▸ THE REQUEST: Extract the lines that hold the string "name".

▸ RECORDED INFORMATION:

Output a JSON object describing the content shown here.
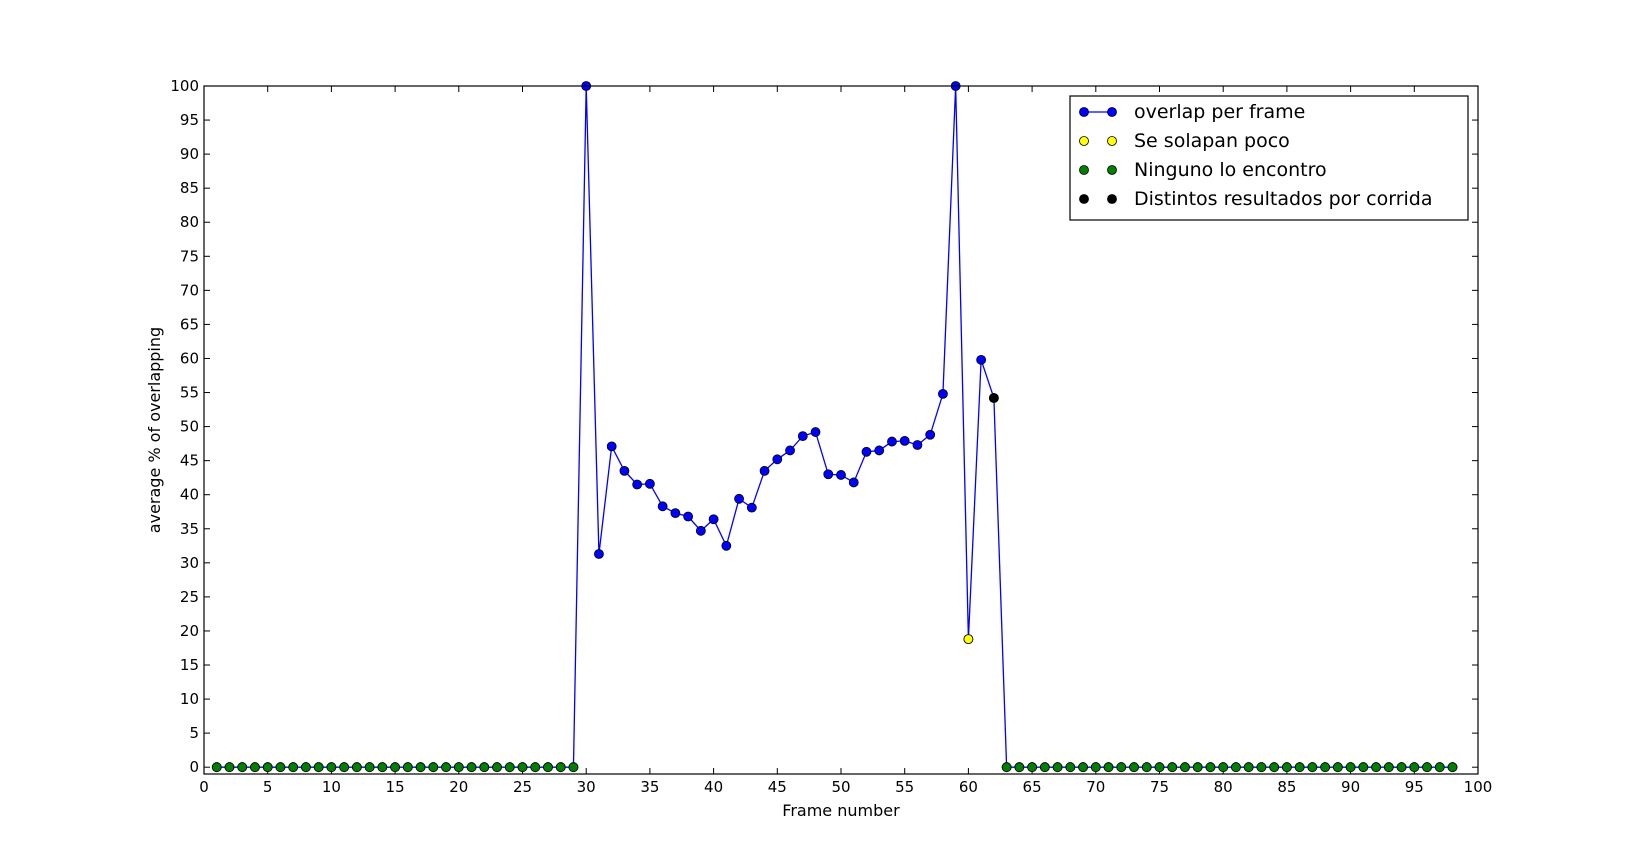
{
  "chart_data": {
    "type": "line",
    "title": "",
    "xlabel": "Frame number",
    "ylabel": "average % of overlapping",
    "xlim": [
      0,
      100
    ],
    "ylim": [
      -1,
      100
    ],
    "xticks": [
      0,
      5,
      10,
      15,
      20,
      25,
      30,
      35,
      40,
      45,
      50,
      55,
      60,
      65,
      70,
      75,
      80,
      85,
      90,
      95,
      100
    ],
    "yticks": [
      0,
      5,
      10,
      15,
      20,
      25,
      30,
      35,
      40,
      45,
      50,
      55,
      60,
      65,
      70,
      75,
      80,
      85,
      90,
      95,
      100
    ],
    "grid": false,
    "legend_position": "top-right",
    "series": [
      {
        "name": "overlap per frame",
        "style": "line-marker",
        "color": "#0000ff",
        "x": [
          1,
          2,
          3,
          4,
          5,
          6,
          7,
          8,
          9,
          10,
          11,
          12,
          13,
          14,
          15,
          16,
          17,
          18,
          19,
          20,
          21,
          22,
          23,
          24,
          25,
          26,
          27,
          28,
          29,
          30,
          31,
          32,
          33,
          34,
          35,
          36,
          37,
          38,
          39,
          40,
          41,
          42,
          43,
          44,
          45,
          46,
          47,
          48,
          49,
          50,
          51,
          52,
          53,
          54,
          55,
          56,
          57,
          58,
          59,
          60,
          61,
          62,
          63,
          64,
          65,
          66,
          67,
          68,
          69,
          70,
          71,
          72,
          73,
          74,
          75,
          76,
          77,
          78,
          79,
          80,
          81,
          82,
          83,
          84,
          85,
          86,
          87,
          88,
          89,
          90,
          91,
          92,
          93,
          94,
          95,
          96,
          97,
          98
        ],
        "y": [
          0,
          0,
          0,
          0,
          0,
          0,
          0,
          0,
          0,
          0,
          0,
          0,
          0,
          0,
          0,
          0,
          0,
          0,
          0,
          0,
          0,
          0,
          0,
          0,
          0,
          0,
          0,
          0,
          0,
          100,
          31.3,
          47.1,
          43.5,
          41.5,
          41.6,
          38.3,
          37.3,
          36.8,
          34.7,
          36.4,
          32.5,
          39.4,
          38.1,
          43.5,
          45.2,
          46.5,
          48.6,
          49.2,
          43.0,
          42.9,
          41.8,
          46.3,
          46.5,
          47.8,
          47.9,
          47.3,
          48.8,
          54.8,
          100,
          18.8,
          59.8,
          54.2,
          0,
          0,
          0,
          0,
          0,
          0,
          0,
          0,
          0,
          0,
          0,
          0,
          0,
          0,
          0,
          0,
          0,
          0,
          0,
          0,
          0,
          0,
          0,
          0,
          0,
          0,
          0,
          0,
          0,
          0,
          0,
          0,
          0,
          0,
          0,
          0
        ]
      },
      {
        "name": "Se solapan poco",
        "style": "marker",
        "color": "#ffff00",
        "x": [
          60
        ],
        "y": [
          18.8
        ]
      },
      {
        "name": "Ninguno lo encontro",
        "style": "marker",
        "color": "#008000",
        "x": [
          1,
          2,
          3,
          4,
          5,
          6,
          7,
          8,
          9,
          10,
          11,
          12,
          13,
          14,
          15,
          16,
          17,
          18,
          19,
          20,
          21,
          22,
          23,
          24,
          25,
          26,
          27,
          28,
          29,
          63,
          64,
          65,
          66,
          67,
          68,
          69,
          70,
          71,
          72,
          73,
          74,
          75,
          76,
          77,
          78,
          79,
          80,
          81,
          82,
          83,
          84,
          85,
          86,
          87,
          88,
          89,
          90,
          91,
          92,
          93,
          94,
          95,
          96,
          97,
          98
        ],
        "y": [
          0,
          0,
          0,
          0,
          0,
          0,
          0,
          0,
          0,
          0,
          0,
          0,
          0,
          0,
          0,
          0,
          0,
          0,
          0,
          0,
          0,
          0,
          0,
          0,
          0,
          0,
          0,
          0,
          0,
          0,
          0,
          0,
          0,
          0,
          0,
          0,
          0,
          0,
          0,
          0,
          0,
          0,
          0,
          0,
          0,
          0,
          0,
          0,
          0,
          0,
          0,
          0,
          0,
          0,
          0,
          0,
          0,
          0,
          0,
          0,
          0,
          0,
          0,
          0,
          0
        ]
      },
      {
        "name": "Distintos resultados por corrida",
        "style": "marker",
        "color": "#000000",
        "x": [
          62
        ],
        "y": [
          54.2
        ]
      }
    ]
  }
}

▸ IN RESPONSE:
        "name": "overlap per frame",
        "name": "Se solapan poco",
        "name": "Ninguno lo encontro",
        "name": "Distintos resultados por corrida",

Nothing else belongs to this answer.